[WHAT IS BEING ASKED]
Which lines include the word "description"? Copy each of them.

[TASK INPUTS]
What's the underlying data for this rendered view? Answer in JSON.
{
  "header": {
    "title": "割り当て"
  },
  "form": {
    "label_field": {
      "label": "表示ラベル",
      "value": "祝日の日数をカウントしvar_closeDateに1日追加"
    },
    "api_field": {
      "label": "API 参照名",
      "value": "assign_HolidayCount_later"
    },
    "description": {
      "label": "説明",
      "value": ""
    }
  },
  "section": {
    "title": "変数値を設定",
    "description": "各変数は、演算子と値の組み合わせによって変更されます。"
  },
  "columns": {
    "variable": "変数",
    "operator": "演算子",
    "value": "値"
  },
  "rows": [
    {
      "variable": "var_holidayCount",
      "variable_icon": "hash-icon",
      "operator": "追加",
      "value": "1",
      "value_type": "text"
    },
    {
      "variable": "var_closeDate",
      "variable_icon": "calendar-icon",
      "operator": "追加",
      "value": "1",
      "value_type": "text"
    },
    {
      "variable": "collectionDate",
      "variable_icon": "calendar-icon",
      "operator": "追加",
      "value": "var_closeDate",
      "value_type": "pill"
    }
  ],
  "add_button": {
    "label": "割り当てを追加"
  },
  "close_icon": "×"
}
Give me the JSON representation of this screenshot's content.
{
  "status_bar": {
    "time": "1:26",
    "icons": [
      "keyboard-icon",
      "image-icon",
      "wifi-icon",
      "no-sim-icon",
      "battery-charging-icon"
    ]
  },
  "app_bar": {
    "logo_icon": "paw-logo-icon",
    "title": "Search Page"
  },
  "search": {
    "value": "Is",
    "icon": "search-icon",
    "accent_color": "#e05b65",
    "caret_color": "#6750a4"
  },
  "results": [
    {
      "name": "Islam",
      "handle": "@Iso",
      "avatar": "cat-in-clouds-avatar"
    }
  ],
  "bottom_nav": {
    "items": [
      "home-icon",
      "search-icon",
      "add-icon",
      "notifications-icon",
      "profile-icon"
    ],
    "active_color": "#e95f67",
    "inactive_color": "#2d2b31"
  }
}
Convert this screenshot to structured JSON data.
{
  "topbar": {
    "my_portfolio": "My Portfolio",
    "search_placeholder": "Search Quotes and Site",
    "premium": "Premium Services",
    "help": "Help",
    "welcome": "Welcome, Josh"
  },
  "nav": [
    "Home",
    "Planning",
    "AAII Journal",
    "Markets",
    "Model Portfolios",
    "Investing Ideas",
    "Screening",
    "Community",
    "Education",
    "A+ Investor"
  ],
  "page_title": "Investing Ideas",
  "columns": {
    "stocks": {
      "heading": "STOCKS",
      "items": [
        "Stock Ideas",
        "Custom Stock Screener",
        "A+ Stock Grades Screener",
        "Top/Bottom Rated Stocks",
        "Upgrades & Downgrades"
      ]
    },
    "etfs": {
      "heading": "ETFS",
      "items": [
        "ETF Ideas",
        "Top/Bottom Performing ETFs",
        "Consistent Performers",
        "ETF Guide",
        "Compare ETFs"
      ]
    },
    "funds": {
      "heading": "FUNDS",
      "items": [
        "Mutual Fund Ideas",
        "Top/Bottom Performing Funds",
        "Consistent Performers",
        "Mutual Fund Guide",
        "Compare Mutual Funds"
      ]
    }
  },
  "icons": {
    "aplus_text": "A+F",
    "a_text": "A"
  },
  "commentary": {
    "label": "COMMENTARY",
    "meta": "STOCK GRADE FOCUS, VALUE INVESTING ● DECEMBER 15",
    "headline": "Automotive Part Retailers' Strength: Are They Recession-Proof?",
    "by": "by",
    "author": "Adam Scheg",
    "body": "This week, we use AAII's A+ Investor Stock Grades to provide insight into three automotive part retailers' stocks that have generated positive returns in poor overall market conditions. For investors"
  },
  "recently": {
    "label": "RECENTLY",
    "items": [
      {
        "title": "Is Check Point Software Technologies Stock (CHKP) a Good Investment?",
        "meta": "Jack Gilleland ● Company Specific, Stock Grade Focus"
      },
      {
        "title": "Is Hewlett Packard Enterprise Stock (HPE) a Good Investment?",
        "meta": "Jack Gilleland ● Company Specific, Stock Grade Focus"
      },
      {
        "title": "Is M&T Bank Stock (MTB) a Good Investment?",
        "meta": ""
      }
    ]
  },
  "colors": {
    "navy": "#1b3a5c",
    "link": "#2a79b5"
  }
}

[EXERCISE RESULT]
    "description": {
    "description": "各変数は、演算子と値の組み合わせによって変更されます。"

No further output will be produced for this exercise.